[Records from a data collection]
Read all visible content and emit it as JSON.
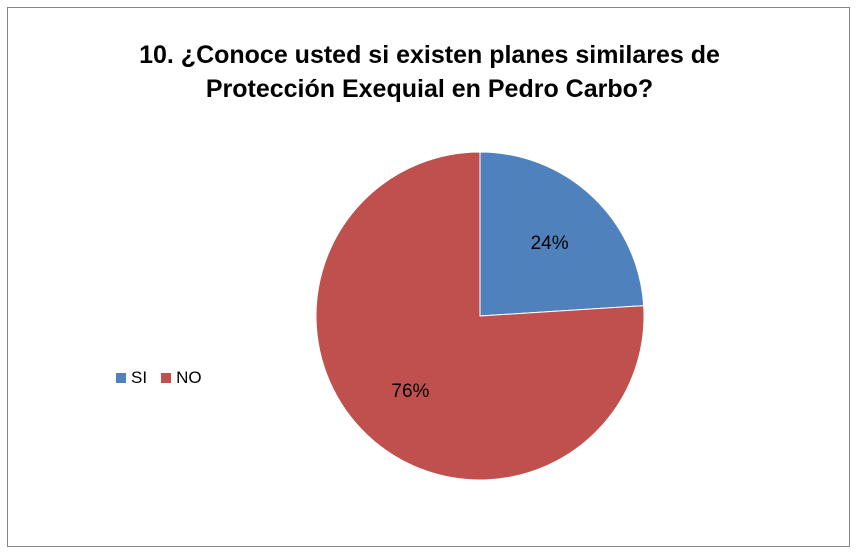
{
  "chart_data": {
    "type": "pie",
    "title": "10. ¿Conoce usted si existen planes similares de\nProtección Exequial en Pedro Carbo?",
    "categories": [
      "SI",
      "NO"
    ],
    "values": [
      24,
      76
    ],
    "data_labels": [
      "24%",
      "76%"
    ],
    "colors": [
      "#4F81BD",
      "#C0504D"
    ],
    "legend_position": "left"
  }
}
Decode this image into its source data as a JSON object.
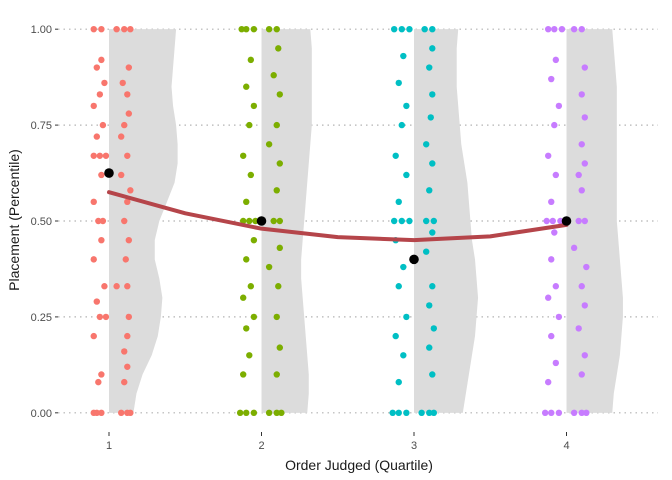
{
  "chart_data": {
    "type": "scatter",
    "title": "",
    "xlabel": "Order Judged (Quartile)",
    "ylabel": "Placement (Percentile)",
    "x_ticks": [
      "1",
      "2",
      "3",
      "4"
    ],
    "y_ticks": [
      "0.00",
      "0.25",
      "0.50",
      "0.75",
      "1.00"
    ],
    "xlim": [
      0.6,
      4.6
    ],
    "ylim": [
      -0.05,
      1.05
    ],
    "grid": "horizontal dotted",
    "legend": "none",
    "groups": [
      {
        "x": 1,
        "color": "#f8766d",
        "points": [
          [
            0.9,
            0.0
          ],
          [
            0.92,
            0.0
          ],
          [
            0.95,
            0.0
          ],
          [
            1.08,
            0.0
          ],
          [
            1.12,
            0.0
          ],
          [
            1.14,
            0.0
          ],
          [
            0.93,
            0.08
          ],
          [
            1.1,
            0.08
          ],
          [
            0.95,
            0.1
          ],
          [
            1.12,
            0.12
          ],
          [
            1.1,
            0.16
          ],
          [
            0.9,
            0.2
          ],
          [
            1.12,
            0.2
          ],
          [
            0.94,
            0.25
          ],
          [
            0.98,
            0.25
          ],
          [
            1.13,
            0.25
          ],
          [
            0.92,
            0.29
          ],
          [
            0.97,
            0.33
          ],
          [
            1.05,
            0.33
          ],
          [
            1.12,
            0.33
          ],
          [
            0.9,
            0.4
          ],
          [
            1.11,
            0.4
          ],
          [
            0.95,
            0.45
          ],
          [
            1.13,
            0.45
          ],
          [
            0.93,
            0.5
          ],
          [
            0.96,
            0.5
          ],
          [
            1.1,
            0.5
          ],
          [
            0.9,
            0.55
          ],
          [
            1.12,
            0.55
          ],
          [
            1.14,
            0.58
          ],
          [
            0.95,
            0.62
          ],
          [
            1.08,
            0.62
          ],
          [
            0.9,
            0.67
          ],
          [
            0.94,
            0.67
          ],
          [
            0.98,
            0.67
          ],
          [
            1.12,
            0.67
          ],
          [
            0.92,
            0.72
          ],
          [
            1.08,
            0.72
          ],
          [
            0.96,
            0.75
          ],
          [
            1.1,
            0.75
          ],
          [
            1.13,
            0.78
          ],
          [
            0.9,
            0.8
          ],
          [
            0.94,
            0.83
          ],
          [
            1.12,
            0.83
          ],
          [
            0.97,
            0.86
          ],
          [
            1.09,
            0.86
          ],
          [
            0.92,
            0.9
          ],
          [
            1.13,
            0.9
          ],
          [
            0.95,
            0.92
          ],
          [
            0.9,
            1.0
          ],
          [
            0.95,
            1.0
          ],
          [
            1.05,
            1.0
          ],
          [
            1.1,
            1.0
          ],
          [
            1.14,
            1.0
          ]
        ]
      },
      {
        "x": 2,
        "color": "#7cae00",
        "points": [
          [
            1.86,
            0.0
          ],
          [
            1.9,
            0.0
          ],
          [
            1.95,
            0.0
          ],
          [
            2.05,
            0.0
          ],
          [
            2.1,
            0.0
          ],
          [
            2.13,
            0.0
          ],
          [
            1.88,
            0.1
          ],
          [
            2.1,
            0.1
          ],
          [
            1.92,
            0.15
          ],
          [
            2.12,
            0.17
          ],
          [
            1.9,
            0.22
          ],
          [
            2.1,
            0.25
          ],
          [
            1.95,
            0.25
          ],
          [
            1.88,
            0.3
          ],
          [
            2.11,
            0.33
          ],
          [
            1.93,
            0.33
          ],
          [
            2.05,
            0.38
          ],
          [
            1.9,
            0.4
          ],
          [
            2.12,
            0.43
          ],
          [
            1.95,
            0.45
          ],
          [
            1.88,
            0.5
          ],
          [
            1.92,
            0.5
          ],
          [
            1.96,
            0.5
          ],
          [
            2.08,
            0.5
          ],
          [
            2.12,
            0.5
          ],
          [
            1.9,
            0.55
          ],
          [
            2.1,
            0.58
          ],
          [
            1.93,
            0.62
          ],
          [
            2.12,
            0.65
          ],
          [
            1.88,
            0.67
          ],
          [
            2.05,
            0.7
          ],
          [
            1.92,
            0.75
          ],
          [
            2.1,
            0.75
          ],
          [
            1.95,
            0.8
          ],
          [
            2.12,
            0.83
          ],
          [
            1.9,
            0.85
          ],
          [
            2.08,
            0.88
          ],
          [
            1.93,
            0.92
          ],
          [
            2.11,
            0.95
          ],
          [
            1.87,
            1.0
          ],
          [
            1.9,
            1.0
          ],
          [
            1.95,
            1.0
          ],
          [
            2.05,
            1.0
          ],
          [
            2.1,
            1.0
          ]
        ]
      },
      {
        "x": 3,
        "color": "#00bfc4",
        "points": [
          [
            2.86,
            0.0
          ],
          [
            2.9,
            0.0
          ],
          [
            2.95,
            0.0
          ],
          [
            3.05,
            0.0
          ],
          [
            3.1,
            0.0
          ],
          [
            3.13,
            0.0
          ],
          [
            2.9,
            0.08
          ],
          [
            3.12,
            0.1
          ],
          [
            2.93,
            0.15
          ],
          [
            3.1,
            0.17
          ],
          [
            2.88,
            0.2
          ],
          [
            3.13,
            0.22
          ],
          [
            2.95,
            0.25
          ],
          [
            3.1,
            0.28
          ],
          [
            2.9,
            0.33
          ],
          [
            3.12,
            0.33
          ],
          [
            2.93,
            0.38
          ],
          [
            3.08,
            0.42
          ],
          [
            2.88,
            0.45
          ],
          [
            3.12,
            0.47
          ],
          [
            2.87,
            0.5
          ],
          [
            2.92,
            0.5
          ],
          [
            2.97,
            0.5
          ],
          [
            3.08,
            0.5
          ],
          [
            3.13,
            0.5
          ],
          [
            2.9,
            0.55
          ],
          [
            3.1,
            0.58
          ],
          [
            2.95,
            0.62
          ],
          [
            3.12,
            0.65
          ],
          [
            2.88,
            0.67
          ],
          [
            3.08,
            0.7
          ],
          [
            2.92,
            0.75
          ],
          [
            3.11,
            0.77
          ],
          [
            2.95,
            0.8
          ],
          [
            3.12,
            0.83
          ],
          [
            2.9,
            0.86
          ],
          [
            3.1,
            0.9
          ],
          [
            2.93,
            0.93
          ],
          [
            3.12,
            0.95
          ],
          [
            2.87,
            1.0
          ],
          [
            2.92,
            1.0
          ],
          [
            2.97,
            1.0
          ],
          [
            3.07,
            1.0
          ],
          [
            3.12,
            1.0
          ]
        ]
      },
      {
        "x": 4,
        "color": "#c77cff",
        "points": [
          [
            3.86,
            0.0
          ],
          [
            3.9,
            0.0
          ],
          [
            3.95,
            0.0
          ],
          [
            4.05,
            0.0
          ],
          [
            4.1,
            0.0
          ],
          [
            4.13,
            0.0
          ],
          [
            3.88,
            0.08
          ],
          [
            4.1,
            0.1
          ],
          [
            3.93,
            0.13
          ],
          [
            4.12,
            0.15
          ],
          [
            3.9,
            0.2
          ],
          [
            4.08,
            0.22
          ],
          [
            3.95,
            0.25
          ],
          [
            4.12,
            0.28
          ],
          [
            3.88,
            0.3
          ],
          [
            3.93,
            0.33
          ],
          [
            4.1,
            0.33
          ],
          [
            4.13,
            0.38
          ],
          [
            3.9,
            0.4
          ],
          [
            4.05,
            0.43
          ],
          [
            3.92,
            0.47
          ],
          [
            3.87,
            0.5
          ],
          [
            3.91,
            0.5
          ],
          [
            3.96,
            0.5
          ],
          [
            4.08,
            0.5
          ],
          [
            4.12,
            0.5
          ],
          [
            3.9,
            0.55
          ],
          [
            4.1,
            0.58
          ],
          [
            3.93,
            0.62
          ],
          [
            4.08,
            0.62
          ],
          [
            4.12,
            0.65
          ],
          [
            3.88,
            0.67
          ],
          [
            4.1,
            0.7
          ],
          [
            3.92,
            0.75
          ],
          [
            4.12,
            0.77
          ],
          [
            3.95,
            0.8
          ],
          [
            4.1,
            0.83
          ],
          [
            3.9,
            0.87
          ],
          [
            4.12,
            0.9
          ],
          [
            3.93,
            0.92
          ],
          [
            3.88,
            1.0
          ],
          [
            3.92,
            1.0
          ],
          [
            3.97,
            1.0
          ],
          [
            4.05,
            1.0
          ],
          [
            4.1,
            1.0
          ]
        ]
      }
    ],
    "means": [
      {
        "x": 1,
        "y": 0.625
      },
      {
        "x": 2,
        "y": 0.5
      },
      {
        "x": 3,
        "y": 0.4
      },
      {
        "x": 4,
        "y": 0.5
      }
    ],
    "fit_curve": {
      "color": "#b5454a",
      "points": [
        [
          1.0,
          0.575
        ],
        [
          1.5,
          0.52
        ],
        [
          2.0,
          0.48
        ],
        [
          2.5,
          0.458
        ],
        [
          3.0,
          0.45
        ],
        [
          3.5,
          0.46
        ],
        [
          4.0,
          0.49
        ]
      ]
    },
    "density_profiles": {
      "color": "#dcdcdc",
      "max_width": 0.45,
      "y": [
        0.0,
        0.05,
        0.1,
        0.15,
        0.2,
        0.25,
        0.3,
        0.35,
        0.4,
        0.45,
        0.5,
        0.55,
        0.6,
        0.65,
        0.7,
        0.75,
        0.8,
        0.85,
        0.9,
        0.95,
        1.0
      ],
      "widths": [
        [
          0.16,
          0.18,
          0.22,
          0.28,
          0.32,
          0.34,
          0.35,
          0.33,
          0.3,
          0.3,
          0.33,
          0.38,
          0.43,
          0.45,
          0.45,
          0.44,
          0.42,
          0.41,
          0.42,
          0.43,
          0.44
        ],
        [
          0.3,
          0.31,
          0.31,
          0.3,
          0.29,
          0.28,
          0.27,
          0.26,
          0.26,
          0.27,
          0.28,
          0.29,
          0.3,
          0.31,
          0.32,
          0.33,
          0.33,
          0.33,
          0.33,
          0.33,
          0.32
        ],
        [
          0.32,
          0.34,
          0.36,
          0.38,
          0.4,
          0.41,
          0.42,
          0.41,
          0.4,
          0.38,
          0.37,
          0.36,
          0.35,
          0.33,
          0.31,
          0.3,
          0.29,
          0.28,
          0.28,
          0.28,
          0.29
        ],
        [
          0.3,
          0.31,
          0.33,
          0.35,
          0.36,
          0.37,
          0.37,
          0.36,
          0.35,
          0.34,
          0.33,
          0.33,
          0.33,
          0.33,
          0.33,
          0.33,
          0.33,
          0.33,
          0.32,
          0.31,
          0.3
        ]
      ]
    }
  }
}
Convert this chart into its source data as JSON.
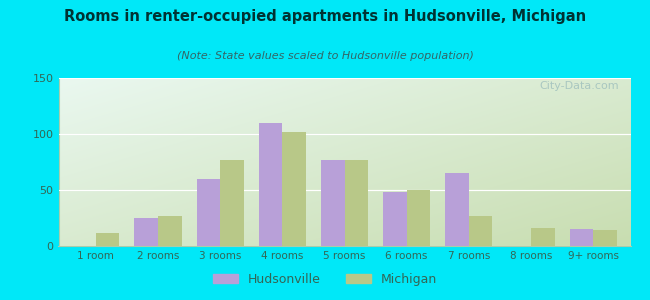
{
  "title": "Rooms in renter-occupied apartments in Hudsonville, Michigan",
  "subtitle": "(Note: State values scaled to Hudsonville population)",
  "categories": [
    "1 room",
    "2 rooms",
    "3 rooms",
    "4 rooms",
    "5 rooms",
    "6 rooms",
    "7 rooms",
    "8 rooms",
    "9+ rooms"
  ],
  "hudsonville": [
    0,
    25,
    60,
    110,
    77,
    48,
    65,
    0,
    15
  ],
  "michigan": [
    12,
    27,
    77,
    102,
    77,
    50,
    27,
    16,
    14
  ],
  "hudsonville_color": "#b8a0d8",
  "michigan_color": "#b8c888",
  "background_outer": "#00e8f8",
  "background_inner_topleft": "#eaf8f0",
  "background_inner_bottomright": "#c8ddb0",
  "ylim": [
    0,
    150
  ],
  "yticks": [
    0,
    50,
    100,
    150
  ],
  "bar_width": 0.38,
  "legend_hudsonville": "Hudsonville",
  "legend_michigan": "Michigan",
  "watermark": "City-Data.com",
  "title_color": "#003333",
  "subtitle_color": "#336666",
  "tick_color": "#336655"
}
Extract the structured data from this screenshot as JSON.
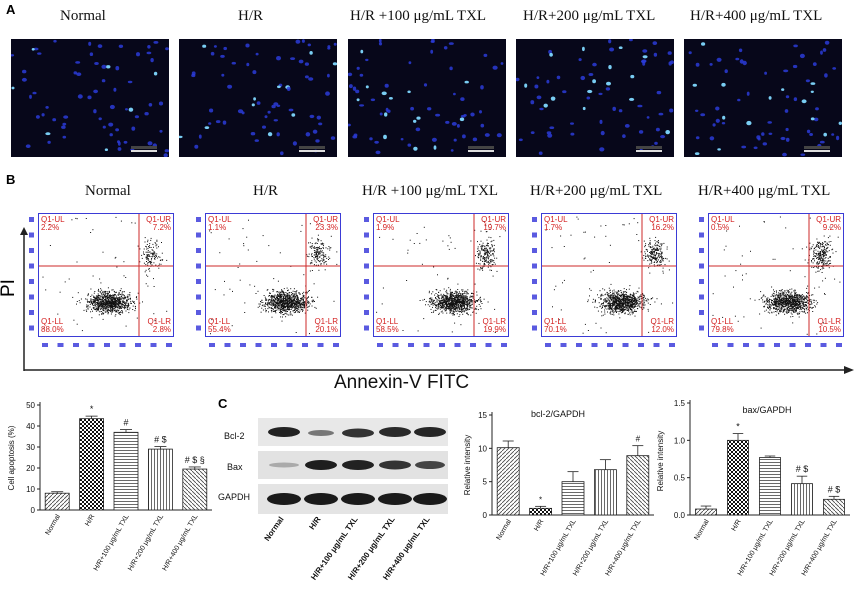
{
  "panel_a": {
    "letter": "A",
    "conditions": [
      "Normal",
      "H/R",
      "H/R +100 μg/mL TXL",
      "H/R+200 μg/mL TXL",
      "H/R+400 μg/mL TXL"
    ]
  },
  "panel_b": {
    "letter": "B",
    "conditions": [
      "Normal",
      "H/R",
      "H/R +100 μg/mL TXL",
      "H/R+200 μg/mL TXL",
      "H/R+400 μg/mL TXL"
    ],
    "y_axis_label": "PI",
    "x_axis_label": "Annexin-V FITC",
    "quadrant_labels": {
      "ul": "Q1-UL",
      "ur": "Q1-UR",
      "ll": "Q1-LL",
      "lr": "Q1-LR"
    },
    "plots": [
      {
        "ul": "2.2%",
        "ur": "7.2%",
        "ll": "88.0%",
        "lr": "2.8%"
      },
      {
        "ul": "1.1%",
        "ur": "23.3%",
        "ll": "55.4%",
        "lr": "20.1%"
      },
      {
        "ul": "1.9%",
        "ur": "19.7%",
        "ll": "58.5%",
        "lr": "19.9%"
      },
      {
        "ul": "1.7%",
        "ur": "16.2%",
        "ll": "70.1%",
        "lr": "12.0%"
      },
      {
        "ul": "0.5%",
        "ur": "9.2%",
        "ll": "79.8%",
        "lr": "10.5%"
      }
    ]
  },
  "panel_c": {
    "letter": "C",
    "blot_labels": [
      "Bcl-2",
      "Bax",
      "GAPDH"
    ],
    "lane_labels": [
      "Normal",
      "H/R",
      "H/R+100 μg/mL TXL",
      "H/R+200 μg/mL TXL",
      "H/R+400 μg/mL TXL"
    ]
  },
  "chart_data": [
    {
      "type": "bar",
      "title": "",
      "ylabel": "Cell apoptosis (%)",
      "xlabel": "",
      "categories": [
        "Normal",
        "H/R",
        "H/R+100 μg/mL TXL",
        "H/R+200 μg/mL TXL",
        "H/R+400 μg/mL TXL"
      ],
      "values": [
        8.0,
        43.5,
        37.0,
        29.0,
        19.5
      ],
      "errors": [
        0.7,
        1.2,
        1.3,
        1.2,
        1.0
      ],
      "annotations": [
        "",
        "*",
        "#",
        "# $",
        "# $ §"
      ],
      "ylim": [
        0,
        50
      ],
      "yticks": [
        "0",
        "10",
        "20",
        "30",
        "40",
        "50"
      ]
    },
    {
      "type": "bar",
      "title": "bcl-2/GAPDH",
      "ylabel": "Relative intensity",
      "xlabel": "",
      "categories": [
        "Normal",
        "H/R",
        "H/R+100 μg/mL TXL",
        "H/R+200 μg/mL TXL",
        "H/R+400 μg/mL TXL"
      ],
      "values": [
        10.1,
        1.0,
        5.0,
        6.8,
        8.9
      ],
      "errors": [
        1.0,
        0.3,
        1.5,
        1.5,
        1.5
      ],
      "annotations": [
        "",
        "*",
        "",
        "",
        "#"
      ],
      "ylim": [
        0,
        15
      ],
      "yticks": [
        "0",
        "5",
        "10",
        "15"
      ]
    },
    {
      "type": "bar",
      "title": "bax/GAPDH",
      "ylabel": "Relative intensity",
      "xlabel": "",
      "categories": [
        "Normal",
        "H/R",
        "H/R+100 μg/mL TXL",
        "H/R+200 μg/mL TXL",
        "H/R+400 μg/mL TXL"
      ],
      "values": [
        0.08,
        1.0,
        0.77,
        0.42,
        0.21
      ],
      "errors": [
        0.04,
        0.09,
        0.02,
        0.1,
        0.04
      ],
      "annotations": [
        "",
        "*",
        "",
        "# $",
        "# $"
      ],
      "ylim": [
        0,
        1.5
      ],
      "yticks": [
        "0.0",
        "0.5",
        "1.0",
        "1.5"
      ]
    }
  ]
}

[Direction] Identify and extract each line of the listing that contains "source".

[The reply]
Decode this image into its source data as a JSON object.
Convert this chart into its source data as JSON.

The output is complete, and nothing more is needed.